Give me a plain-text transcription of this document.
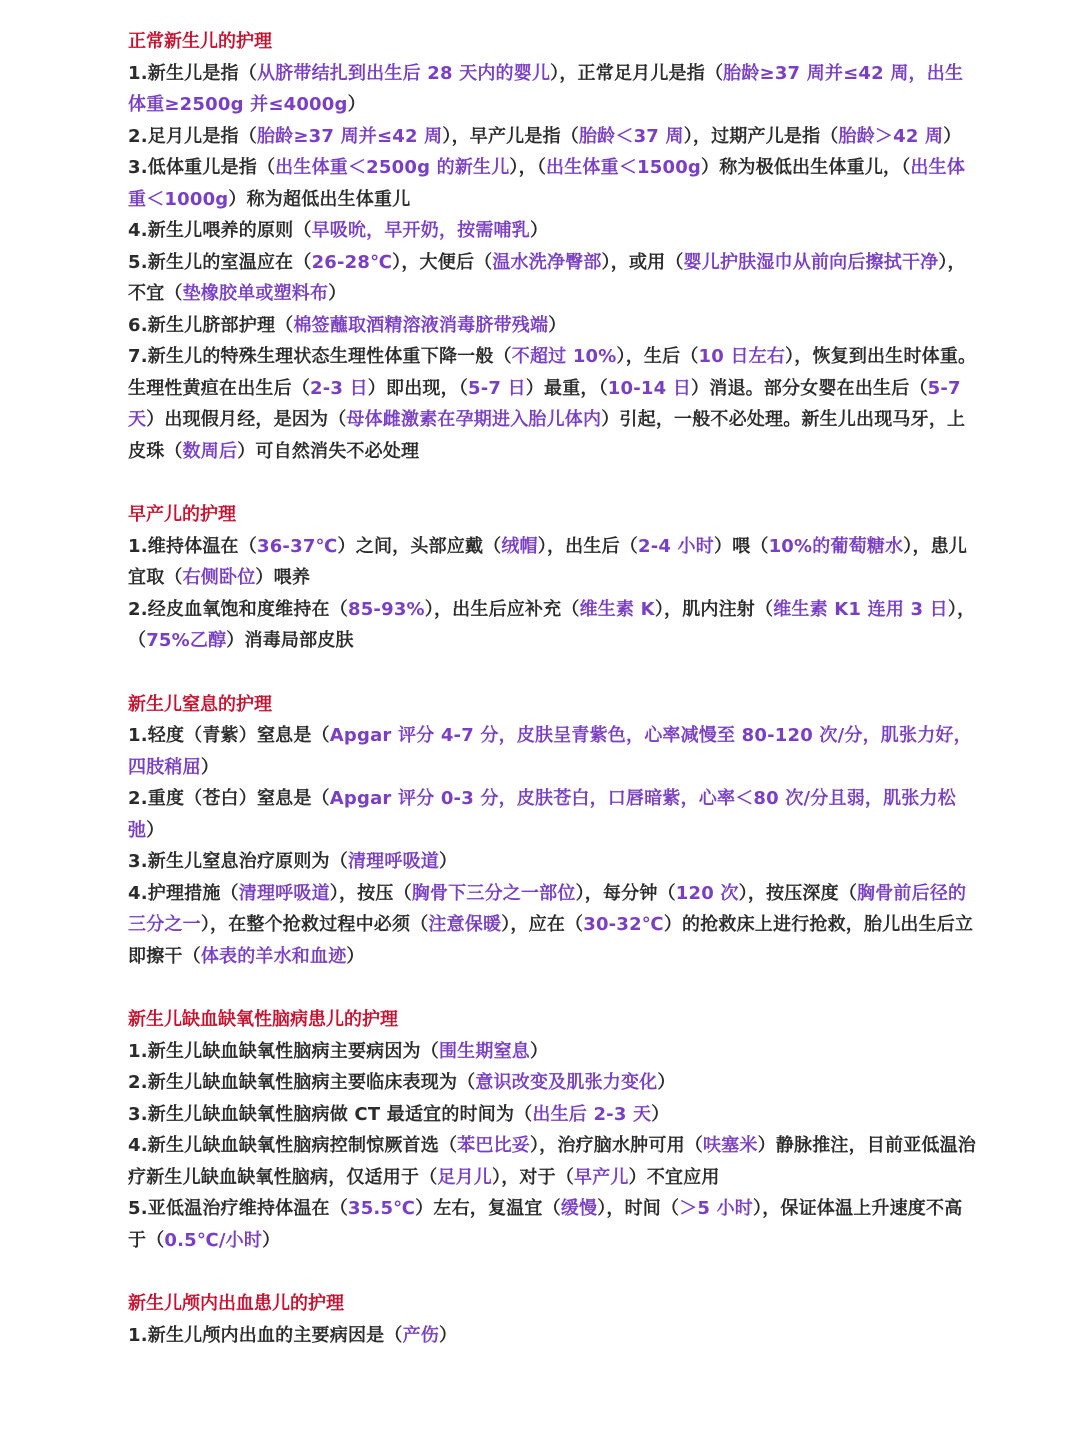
正常新生儿的护理
1.新生儿是指（从脐带结扎到出生后 28 天内的婴儿），正常足月儿是指（胎龄≥37 周并≤42 周，出生体重≥2500g 并≤4000g）
2.足月儿是指（胎龄≥37 周并≤42 周），早产儿是指（胎龄＜37 周），过期产儿是指（胎龄＞42 周）
3.低体重儿是指（出生体重＜2500g 的新生儿），（出生体重＜1500g）称为极低出生体重儿，（出生体重＜1000g）称为超低出生体重儿
4.新生儿喂养的原则（早吸吮，早开奶，按需哺乳）
5.新生儿的室温应在（26-28℃），大便后（温水洗净臀部），或用（婴儿护肤湿巾从前向后擦拭干净），不宜（垫橡胶单或塑料布）
6.新生儿脐部护理（棉签蘸取酒精溶液消毒脐带残端）
7.新生儿的特殊生理状态生理性体重下降一般（不超过 10%），生后（10 日左右），恢复到出生时体重。生理性黄疸在出生后（2-3 日）即出现，（5-7 日）最重，（10-14 日）消退。部分女婴在出生后（5-7 天）出现假月经，是因为（母体雌激素在孕期进入胎儿体内）引起，一般不必处理。新生儿出现马牙，上皮珠（数周后）可自然消失不必处理
早产儿的护理
1.维持体温在（36-37℃）之间，头部应戴（绒帽），出生后（2-4 小时）喂（10%的葡萄糖水），患儿宜取（右侧卧位）喂养
2.经皮血氧饱和度维持在（85-93%），出生后应补充（维生素 K），肌内注射（维生素 K1 连用 3 日），（75%乙醇）消毒局部皮肤
新生儿窒息的护理
1.轻度（青紫）窒息是（Apgar 评分 4-7 分，皮肤呈青紫色，心率减慢至 80-120 次/分，肌张力好，四肢稍屈）
2.重度（苍白）窒息是（Apgar 评分 0-3 分，皮肤苍白，口唇暗紫，心率＜80 次/分且弱，肌张力松弛）
3.新生儿窒息治疗原则为（清理呼吸道）
4.护理措施（清理呼吸道），按压（胸骨下三分之一部位），每分钟（120 次），按压深度（胸骨前后径的三分之一），在整个抢救过程中必须（注意保暖），应在（30-32℃）的抢救床上进行抢救，胎儿出生后立即擦干（体表的羊水和血迹）
新生儿缺血缺氧性脑病患儿的护理
1.新生儿缺血缺氧性脑病主要病因为（围生期窒息）
2.新生儿缺血缺氧性脑病主要临床表现为（意识改变及肌张力变化）
3.新生儿缺血缺氧性脑病做 CT 最适宜的时间为（出生后 2-3 天）
4.新生儿缺血缺氧性脑病控制惊厥首选（苯巴比妥），治疗脑水肿可用（呋塞米）静脉推注，目前亚低温治疗新生儿缺血缺氧性脑病，仅适用于（足月儿），对于（早产儿）不宜应用
5.亚低温治疗维持体温在（35.5℃）左右，复温宜（缓慢），时间（＞5 小时），保证体温上升速度不高于（0.5℃/小时）
新生儿颅内出血患儿的护理
1.新生儿颅内出血的主要病因是（产伤）
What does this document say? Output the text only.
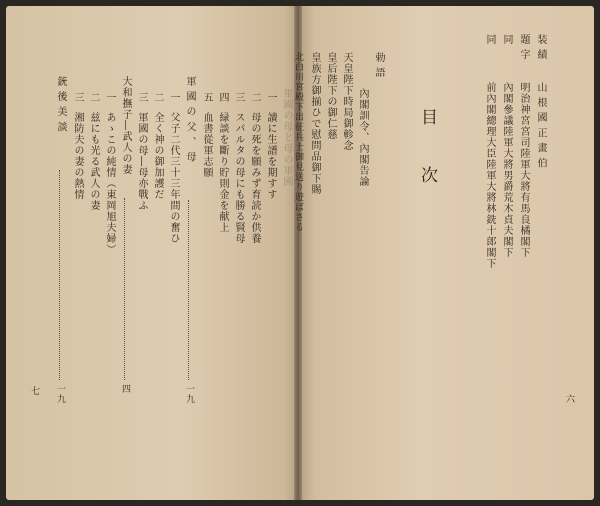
六
装 績
山 根 國 正 畫 伯
題 字
明治神宮宮司陸軍大將有馬良橘閣下
同
內閣參議陸軍大將男爵荒木貞夫閣下
同
前內閣總理大臣陸軍大將林銑十郎閣下
目
次
勅 語
內閣訓令、內閣告論
天皇陛下時局御軫念
皇后陛下の御仁慈
皇族方御揃ひで慰問品御下賜
北白川宮殿下出征兵士御見送り遊ばさる
七
軍國の母と母の軍國
一
讀に生譜を期すす
二
母の死を願みず育読か供養
三
スパルタの母にも勝る賢母
四
緑談を斷り貯則金を献上
五
血書從軍志願
軍 國 の 父 、 母
一九
一
父子二代三十三年間の奮ひ
二
全く神の御加護だ
三
軍國の母―母亦戰ふ
大和撫子―武人の妻
四
一
あゝこの純情（東岡旭夫婦）
二
兹にも光る武人の妻
三
湘防夫の妻の熱情
銃 後 美 談
一九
========================================
== Given request ==
Pull every line containing "document" out of the data above.

== Task answer ==
Give me a plain-text transcription of this document.
What does this document say? Output the text only.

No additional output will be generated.